What you will do: In the data, extract each line that holds the string "type".

Input:
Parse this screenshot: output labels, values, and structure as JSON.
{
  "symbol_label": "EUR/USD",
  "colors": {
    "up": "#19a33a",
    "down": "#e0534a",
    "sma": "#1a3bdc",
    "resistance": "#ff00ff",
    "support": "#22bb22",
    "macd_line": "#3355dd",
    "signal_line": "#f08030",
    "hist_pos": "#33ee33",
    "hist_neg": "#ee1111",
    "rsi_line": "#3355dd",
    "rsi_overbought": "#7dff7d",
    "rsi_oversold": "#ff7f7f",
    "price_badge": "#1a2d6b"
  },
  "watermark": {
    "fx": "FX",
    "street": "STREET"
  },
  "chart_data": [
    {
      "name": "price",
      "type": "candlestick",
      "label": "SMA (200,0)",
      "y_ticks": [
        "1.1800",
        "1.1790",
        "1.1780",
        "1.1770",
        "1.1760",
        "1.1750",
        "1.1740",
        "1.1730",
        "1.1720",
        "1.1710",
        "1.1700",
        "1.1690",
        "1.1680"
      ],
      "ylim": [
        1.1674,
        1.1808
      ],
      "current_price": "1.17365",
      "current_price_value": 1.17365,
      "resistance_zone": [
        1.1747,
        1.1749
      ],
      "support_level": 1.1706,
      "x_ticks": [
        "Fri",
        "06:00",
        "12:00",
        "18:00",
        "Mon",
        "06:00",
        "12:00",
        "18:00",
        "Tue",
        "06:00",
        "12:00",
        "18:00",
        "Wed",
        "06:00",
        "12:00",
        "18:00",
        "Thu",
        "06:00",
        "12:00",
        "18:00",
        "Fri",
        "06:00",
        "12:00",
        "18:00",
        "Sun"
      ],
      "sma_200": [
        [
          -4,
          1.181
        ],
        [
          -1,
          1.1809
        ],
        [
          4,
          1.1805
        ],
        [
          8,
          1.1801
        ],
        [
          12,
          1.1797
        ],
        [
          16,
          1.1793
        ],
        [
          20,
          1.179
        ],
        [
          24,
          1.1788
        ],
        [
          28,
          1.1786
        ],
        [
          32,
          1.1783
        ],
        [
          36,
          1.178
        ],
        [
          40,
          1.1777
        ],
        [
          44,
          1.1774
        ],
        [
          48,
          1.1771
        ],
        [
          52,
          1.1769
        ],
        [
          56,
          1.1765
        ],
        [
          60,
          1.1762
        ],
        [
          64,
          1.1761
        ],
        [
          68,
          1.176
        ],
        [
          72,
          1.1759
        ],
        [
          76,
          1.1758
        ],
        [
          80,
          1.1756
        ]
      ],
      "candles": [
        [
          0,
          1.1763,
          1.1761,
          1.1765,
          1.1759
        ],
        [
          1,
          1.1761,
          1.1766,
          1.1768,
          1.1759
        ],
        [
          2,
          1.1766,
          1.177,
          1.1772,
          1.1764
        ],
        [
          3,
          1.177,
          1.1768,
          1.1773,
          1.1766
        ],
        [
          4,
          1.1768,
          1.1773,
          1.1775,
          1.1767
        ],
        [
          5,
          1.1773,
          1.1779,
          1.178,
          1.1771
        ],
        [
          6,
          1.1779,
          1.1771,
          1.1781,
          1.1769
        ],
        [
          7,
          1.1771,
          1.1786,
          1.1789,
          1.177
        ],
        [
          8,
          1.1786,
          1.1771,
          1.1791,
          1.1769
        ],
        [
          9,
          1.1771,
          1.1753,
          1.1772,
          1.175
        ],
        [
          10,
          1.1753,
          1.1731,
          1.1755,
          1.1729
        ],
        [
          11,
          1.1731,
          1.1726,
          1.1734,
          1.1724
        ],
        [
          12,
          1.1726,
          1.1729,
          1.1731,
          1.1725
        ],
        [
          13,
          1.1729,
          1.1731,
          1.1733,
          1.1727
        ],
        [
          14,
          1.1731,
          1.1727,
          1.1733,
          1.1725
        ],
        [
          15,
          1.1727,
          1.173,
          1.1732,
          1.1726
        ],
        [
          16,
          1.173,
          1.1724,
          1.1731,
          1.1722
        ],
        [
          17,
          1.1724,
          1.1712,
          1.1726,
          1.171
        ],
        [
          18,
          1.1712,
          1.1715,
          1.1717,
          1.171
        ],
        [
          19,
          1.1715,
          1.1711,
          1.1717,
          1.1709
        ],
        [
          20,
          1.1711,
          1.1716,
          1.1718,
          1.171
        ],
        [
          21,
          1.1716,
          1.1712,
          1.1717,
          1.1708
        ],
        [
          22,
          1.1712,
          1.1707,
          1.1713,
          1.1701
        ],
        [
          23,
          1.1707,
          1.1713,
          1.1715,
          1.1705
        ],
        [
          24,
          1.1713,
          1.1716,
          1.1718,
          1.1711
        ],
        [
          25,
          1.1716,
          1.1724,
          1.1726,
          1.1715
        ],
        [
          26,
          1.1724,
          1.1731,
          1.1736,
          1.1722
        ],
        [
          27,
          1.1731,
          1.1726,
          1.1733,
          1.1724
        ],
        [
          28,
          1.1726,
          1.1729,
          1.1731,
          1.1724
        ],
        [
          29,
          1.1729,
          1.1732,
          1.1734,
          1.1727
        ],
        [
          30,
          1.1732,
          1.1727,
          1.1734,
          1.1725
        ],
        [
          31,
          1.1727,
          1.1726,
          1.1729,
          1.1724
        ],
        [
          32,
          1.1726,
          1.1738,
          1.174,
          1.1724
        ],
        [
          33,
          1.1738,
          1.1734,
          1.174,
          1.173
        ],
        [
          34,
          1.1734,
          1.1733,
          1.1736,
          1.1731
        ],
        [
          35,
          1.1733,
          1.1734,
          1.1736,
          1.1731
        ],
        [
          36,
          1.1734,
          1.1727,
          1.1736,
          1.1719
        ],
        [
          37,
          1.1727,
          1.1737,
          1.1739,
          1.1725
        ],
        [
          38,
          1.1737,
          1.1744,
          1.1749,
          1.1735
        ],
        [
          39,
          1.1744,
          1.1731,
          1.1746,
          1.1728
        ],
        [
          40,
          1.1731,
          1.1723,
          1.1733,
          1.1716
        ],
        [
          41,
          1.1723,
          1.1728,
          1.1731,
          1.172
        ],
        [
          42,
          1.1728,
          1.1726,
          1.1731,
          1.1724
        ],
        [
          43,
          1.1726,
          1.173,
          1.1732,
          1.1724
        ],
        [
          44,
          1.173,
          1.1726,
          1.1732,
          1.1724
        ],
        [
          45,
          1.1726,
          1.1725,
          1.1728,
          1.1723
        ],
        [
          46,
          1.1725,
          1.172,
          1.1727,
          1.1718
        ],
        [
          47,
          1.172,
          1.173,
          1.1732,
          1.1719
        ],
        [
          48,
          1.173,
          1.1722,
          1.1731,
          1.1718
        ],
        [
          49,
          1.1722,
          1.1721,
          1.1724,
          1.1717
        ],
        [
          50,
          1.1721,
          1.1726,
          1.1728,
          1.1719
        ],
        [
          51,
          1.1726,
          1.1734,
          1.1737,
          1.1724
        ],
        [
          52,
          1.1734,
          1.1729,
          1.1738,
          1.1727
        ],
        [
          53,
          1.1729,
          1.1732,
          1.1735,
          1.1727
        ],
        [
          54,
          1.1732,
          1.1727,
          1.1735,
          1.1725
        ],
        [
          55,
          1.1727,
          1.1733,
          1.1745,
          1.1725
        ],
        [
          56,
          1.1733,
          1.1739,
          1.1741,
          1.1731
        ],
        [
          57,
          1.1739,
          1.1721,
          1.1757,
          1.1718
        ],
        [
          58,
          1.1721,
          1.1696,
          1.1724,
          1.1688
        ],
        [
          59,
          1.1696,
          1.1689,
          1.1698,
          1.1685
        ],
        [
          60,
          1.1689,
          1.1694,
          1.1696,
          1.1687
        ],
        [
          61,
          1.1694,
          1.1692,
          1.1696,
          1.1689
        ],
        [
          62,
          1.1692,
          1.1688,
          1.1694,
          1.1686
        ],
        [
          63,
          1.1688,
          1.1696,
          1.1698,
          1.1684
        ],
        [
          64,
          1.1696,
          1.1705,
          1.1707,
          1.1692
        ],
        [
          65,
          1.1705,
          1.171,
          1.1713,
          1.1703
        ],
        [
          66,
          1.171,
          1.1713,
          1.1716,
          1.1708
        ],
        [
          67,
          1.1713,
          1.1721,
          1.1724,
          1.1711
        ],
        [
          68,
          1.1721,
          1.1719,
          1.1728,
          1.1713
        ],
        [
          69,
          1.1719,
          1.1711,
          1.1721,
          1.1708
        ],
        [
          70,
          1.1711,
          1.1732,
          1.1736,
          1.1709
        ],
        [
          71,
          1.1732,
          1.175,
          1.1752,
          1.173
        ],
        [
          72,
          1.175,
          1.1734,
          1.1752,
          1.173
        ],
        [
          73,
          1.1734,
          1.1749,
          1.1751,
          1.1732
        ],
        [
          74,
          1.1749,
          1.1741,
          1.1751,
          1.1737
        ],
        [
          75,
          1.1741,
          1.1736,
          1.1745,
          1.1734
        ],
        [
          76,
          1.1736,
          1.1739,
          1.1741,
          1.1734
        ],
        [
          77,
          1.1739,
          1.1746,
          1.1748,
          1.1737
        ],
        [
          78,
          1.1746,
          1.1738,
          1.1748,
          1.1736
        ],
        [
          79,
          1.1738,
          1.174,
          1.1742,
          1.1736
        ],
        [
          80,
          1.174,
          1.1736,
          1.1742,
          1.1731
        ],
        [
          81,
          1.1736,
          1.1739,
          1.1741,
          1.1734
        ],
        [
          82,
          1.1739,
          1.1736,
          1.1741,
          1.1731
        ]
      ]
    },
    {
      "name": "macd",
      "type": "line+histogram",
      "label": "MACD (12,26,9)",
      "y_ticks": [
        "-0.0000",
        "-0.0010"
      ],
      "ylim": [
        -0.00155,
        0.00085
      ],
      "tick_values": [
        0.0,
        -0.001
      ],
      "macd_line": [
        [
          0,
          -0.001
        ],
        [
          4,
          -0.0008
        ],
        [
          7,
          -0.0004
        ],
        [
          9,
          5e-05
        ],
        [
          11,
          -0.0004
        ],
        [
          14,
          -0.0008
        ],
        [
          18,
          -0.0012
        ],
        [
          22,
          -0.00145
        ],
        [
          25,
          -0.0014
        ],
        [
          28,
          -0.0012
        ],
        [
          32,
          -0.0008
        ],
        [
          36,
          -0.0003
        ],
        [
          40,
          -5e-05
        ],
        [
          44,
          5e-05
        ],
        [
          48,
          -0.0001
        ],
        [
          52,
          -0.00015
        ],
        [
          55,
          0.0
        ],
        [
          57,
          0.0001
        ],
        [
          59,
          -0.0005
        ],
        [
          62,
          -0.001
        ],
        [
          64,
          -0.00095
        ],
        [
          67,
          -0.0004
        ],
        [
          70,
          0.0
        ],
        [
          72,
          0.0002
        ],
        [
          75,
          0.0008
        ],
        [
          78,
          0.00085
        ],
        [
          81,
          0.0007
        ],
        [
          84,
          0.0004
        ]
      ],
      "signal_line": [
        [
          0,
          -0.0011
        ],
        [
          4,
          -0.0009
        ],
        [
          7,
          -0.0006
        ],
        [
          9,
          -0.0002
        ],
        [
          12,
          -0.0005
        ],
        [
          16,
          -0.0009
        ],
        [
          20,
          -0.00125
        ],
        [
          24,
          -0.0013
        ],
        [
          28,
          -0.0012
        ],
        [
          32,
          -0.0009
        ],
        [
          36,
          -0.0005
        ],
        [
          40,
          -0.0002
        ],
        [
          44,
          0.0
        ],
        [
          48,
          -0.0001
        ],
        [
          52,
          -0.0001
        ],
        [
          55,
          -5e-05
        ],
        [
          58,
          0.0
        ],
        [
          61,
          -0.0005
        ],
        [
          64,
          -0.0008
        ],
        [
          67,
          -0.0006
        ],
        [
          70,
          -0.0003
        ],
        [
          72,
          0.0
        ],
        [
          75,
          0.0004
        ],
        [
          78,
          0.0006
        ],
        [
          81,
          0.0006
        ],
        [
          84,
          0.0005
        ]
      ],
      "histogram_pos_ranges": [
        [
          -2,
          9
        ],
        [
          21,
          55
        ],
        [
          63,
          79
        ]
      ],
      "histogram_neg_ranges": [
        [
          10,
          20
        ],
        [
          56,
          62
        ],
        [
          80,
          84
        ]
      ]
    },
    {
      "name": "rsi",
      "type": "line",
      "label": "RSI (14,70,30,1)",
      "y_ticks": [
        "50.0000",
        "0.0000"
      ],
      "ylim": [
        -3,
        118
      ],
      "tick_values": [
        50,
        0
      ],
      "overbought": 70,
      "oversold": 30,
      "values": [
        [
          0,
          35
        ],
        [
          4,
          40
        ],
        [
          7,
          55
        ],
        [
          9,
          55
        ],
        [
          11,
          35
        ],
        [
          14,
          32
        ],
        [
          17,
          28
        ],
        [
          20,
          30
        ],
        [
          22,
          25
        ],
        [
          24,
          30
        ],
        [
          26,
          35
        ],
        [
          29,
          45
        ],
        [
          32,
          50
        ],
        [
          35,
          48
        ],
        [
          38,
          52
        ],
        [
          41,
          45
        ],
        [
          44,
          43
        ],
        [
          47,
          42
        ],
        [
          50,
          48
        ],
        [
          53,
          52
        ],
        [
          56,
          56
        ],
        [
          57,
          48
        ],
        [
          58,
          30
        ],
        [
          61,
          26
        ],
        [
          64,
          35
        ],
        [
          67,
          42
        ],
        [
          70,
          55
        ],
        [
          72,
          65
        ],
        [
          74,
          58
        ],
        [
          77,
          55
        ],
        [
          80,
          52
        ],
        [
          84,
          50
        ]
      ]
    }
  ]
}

Expected output:
      "type": "candlestick",
      "type": "line+histogram",
      "type": "line",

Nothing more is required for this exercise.